* _Dataset records_:

* begin *

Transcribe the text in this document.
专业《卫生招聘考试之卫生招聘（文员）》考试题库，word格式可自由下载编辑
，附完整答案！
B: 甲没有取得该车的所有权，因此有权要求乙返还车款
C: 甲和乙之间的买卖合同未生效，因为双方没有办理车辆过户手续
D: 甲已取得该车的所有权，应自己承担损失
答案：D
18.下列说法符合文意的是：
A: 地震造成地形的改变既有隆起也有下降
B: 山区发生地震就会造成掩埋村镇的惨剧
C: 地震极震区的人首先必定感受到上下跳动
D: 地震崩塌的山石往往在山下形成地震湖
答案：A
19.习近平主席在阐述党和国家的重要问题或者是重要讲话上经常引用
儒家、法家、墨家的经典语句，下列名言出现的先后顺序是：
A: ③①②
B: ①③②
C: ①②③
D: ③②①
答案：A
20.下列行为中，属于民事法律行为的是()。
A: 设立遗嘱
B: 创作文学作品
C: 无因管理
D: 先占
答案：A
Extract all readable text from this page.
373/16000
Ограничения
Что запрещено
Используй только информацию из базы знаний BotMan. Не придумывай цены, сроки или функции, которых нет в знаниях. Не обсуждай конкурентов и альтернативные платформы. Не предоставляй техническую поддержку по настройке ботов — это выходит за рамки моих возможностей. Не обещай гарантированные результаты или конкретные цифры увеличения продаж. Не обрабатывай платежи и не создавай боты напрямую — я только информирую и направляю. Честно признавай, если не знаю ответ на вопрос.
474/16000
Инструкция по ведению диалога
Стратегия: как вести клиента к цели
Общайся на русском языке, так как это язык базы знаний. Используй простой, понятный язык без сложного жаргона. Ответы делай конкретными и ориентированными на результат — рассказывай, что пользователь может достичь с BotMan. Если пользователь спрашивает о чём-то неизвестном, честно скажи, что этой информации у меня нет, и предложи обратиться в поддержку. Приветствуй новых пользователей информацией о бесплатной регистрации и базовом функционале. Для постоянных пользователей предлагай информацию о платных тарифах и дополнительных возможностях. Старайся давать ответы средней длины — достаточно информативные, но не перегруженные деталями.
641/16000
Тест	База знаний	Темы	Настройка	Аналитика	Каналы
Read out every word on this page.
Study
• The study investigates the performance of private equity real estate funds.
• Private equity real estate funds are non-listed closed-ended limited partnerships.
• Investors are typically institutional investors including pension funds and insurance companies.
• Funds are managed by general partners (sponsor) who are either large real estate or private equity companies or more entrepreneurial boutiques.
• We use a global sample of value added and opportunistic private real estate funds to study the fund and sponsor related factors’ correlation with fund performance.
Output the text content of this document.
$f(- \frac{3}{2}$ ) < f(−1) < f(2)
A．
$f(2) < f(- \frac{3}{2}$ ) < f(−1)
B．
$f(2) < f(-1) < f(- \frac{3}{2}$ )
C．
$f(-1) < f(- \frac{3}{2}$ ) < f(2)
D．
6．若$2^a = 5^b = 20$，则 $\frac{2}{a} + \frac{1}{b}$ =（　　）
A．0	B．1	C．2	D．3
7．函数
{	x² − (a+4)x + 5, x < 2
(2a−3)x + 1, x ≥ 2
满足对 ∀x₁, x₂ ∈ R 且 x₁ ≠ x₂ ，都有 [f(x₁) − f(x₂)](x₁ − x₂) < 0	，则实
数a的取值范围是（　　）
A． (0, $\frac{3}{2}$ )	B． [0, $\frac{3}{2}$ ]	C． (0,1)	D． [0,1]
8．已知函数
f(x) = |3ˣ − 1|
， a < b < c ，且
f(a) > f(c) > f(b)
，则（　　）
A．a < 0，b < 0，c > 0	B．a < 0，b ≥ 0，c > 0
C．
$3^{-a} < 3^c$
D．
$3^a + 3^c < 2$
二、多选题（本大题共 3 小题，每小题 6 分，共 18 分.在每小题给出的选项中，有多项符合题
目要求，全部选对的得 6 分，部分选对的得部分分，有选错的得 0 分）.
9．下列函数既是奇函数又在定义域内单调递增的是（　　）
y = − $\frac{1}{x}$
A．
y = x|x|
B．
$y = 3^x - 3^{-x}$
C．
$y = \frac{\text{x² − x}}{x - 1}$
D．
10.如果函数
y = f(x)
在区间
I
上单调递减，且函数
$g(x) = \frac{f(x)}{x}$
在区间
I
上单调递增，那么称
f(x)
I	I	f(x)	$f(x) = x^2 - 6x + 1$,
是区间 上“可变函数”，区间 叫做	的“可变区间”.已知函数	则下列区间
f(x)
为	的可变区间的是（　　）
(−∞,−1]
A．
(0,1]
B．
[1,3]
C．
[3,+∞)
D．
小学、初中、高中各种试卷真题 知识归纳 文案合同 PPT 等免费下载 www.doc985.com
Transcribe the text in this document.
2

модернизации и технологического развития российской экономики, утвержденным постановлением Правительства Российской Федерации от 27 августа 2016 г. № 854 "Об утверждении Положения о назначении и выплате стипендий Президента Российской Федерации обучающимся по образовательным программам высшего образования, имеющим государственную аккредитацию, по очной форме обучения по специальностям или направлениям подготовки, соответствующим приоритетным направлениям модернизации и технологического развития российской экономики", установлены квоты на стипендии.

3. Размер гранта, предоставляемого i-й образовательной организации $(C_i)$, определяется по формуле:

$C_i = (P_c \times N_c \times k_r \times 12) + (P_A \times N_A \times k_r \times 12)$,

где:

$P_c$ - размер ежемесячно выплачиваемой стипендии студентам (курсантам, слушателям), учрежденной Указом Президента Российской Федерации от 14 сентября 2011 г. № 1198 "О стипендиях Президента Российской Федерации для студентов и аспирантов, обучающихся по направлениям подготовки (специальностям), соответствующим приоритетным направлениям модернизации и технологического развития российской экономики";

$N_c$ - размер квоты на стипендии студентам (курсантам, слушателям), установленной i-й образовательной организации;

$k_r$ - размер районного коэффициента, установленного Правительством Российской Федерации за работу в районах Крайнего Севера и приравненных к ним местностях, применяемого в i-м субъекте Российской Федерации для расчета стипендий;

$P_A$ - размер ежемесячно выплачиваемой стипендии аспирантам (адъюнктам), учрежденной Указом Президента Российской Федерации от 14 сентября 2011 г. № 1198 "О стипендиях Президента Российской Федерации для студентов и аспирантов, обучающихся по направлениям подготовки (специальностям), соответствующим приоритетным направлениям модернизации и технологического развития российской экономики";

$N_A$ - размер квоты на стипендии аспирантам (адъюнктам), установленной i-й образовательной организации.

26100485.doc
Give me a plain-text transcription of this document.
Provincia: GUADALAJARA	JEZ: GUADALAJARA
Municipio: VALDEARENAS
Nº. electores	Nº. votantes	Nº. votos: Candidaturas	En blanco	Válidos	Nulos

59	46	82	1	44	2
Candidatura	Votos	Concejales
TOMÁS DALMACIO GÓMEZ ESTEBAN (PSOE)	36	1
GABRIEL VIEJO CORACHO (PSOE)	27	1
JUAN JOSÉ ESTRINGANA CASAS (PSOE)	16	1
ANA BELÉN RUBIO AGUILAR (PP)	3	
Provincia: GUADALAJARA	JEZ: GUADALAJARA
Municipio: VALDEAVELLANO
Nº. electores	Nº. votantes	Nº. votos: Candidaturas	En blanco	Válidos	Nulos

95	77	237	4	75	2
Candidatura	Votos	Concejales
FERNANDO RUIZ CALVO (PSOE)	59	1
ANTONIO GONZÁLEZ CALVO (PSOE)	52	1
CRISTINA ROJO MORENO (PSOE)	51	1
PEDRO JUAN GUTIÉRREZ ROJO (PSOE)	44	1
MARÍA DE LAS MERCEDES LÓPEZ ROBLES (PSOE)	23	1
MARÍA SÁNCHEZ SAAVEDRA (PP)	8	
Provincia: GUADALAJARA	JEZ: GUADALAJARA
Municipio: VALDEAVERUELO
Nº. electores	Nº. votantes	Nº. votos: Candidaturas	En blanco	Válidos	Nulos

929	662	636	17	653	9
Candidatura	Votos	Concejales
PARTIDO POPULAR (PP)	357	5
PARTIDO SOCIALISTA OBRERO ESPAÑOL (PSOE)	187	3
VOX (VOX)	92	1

* end *

* _Set task_: Gather each line from the listing above that holds "frac".

* _Solution to this problem_:
$f(- \frac{3}{2}$ ) < f(−1) < f(2)
$f(2) < f(- \frac{3}{2}$ ) < f(−1)
$f(2) < f(-1) < f(- \frac{3}{2}$ )
$f(-1) < f(- \frac{3}{2}$ ) < f(2)
6．若$2^a = 5^b = 20$，则 $\frac{2}{a} + \frac{1}{b}$ =（　　）
A． (0, $\frac{3}{2}$ )	B． [0, $\frac{3}{2}$ ]	C． (0,1)	D． [0,1]
y = − $\frac{1}{x}$
$y = \frac{\text{x² − x}}{x - 1}$
$g(x) = \frac{f(x)}{x}$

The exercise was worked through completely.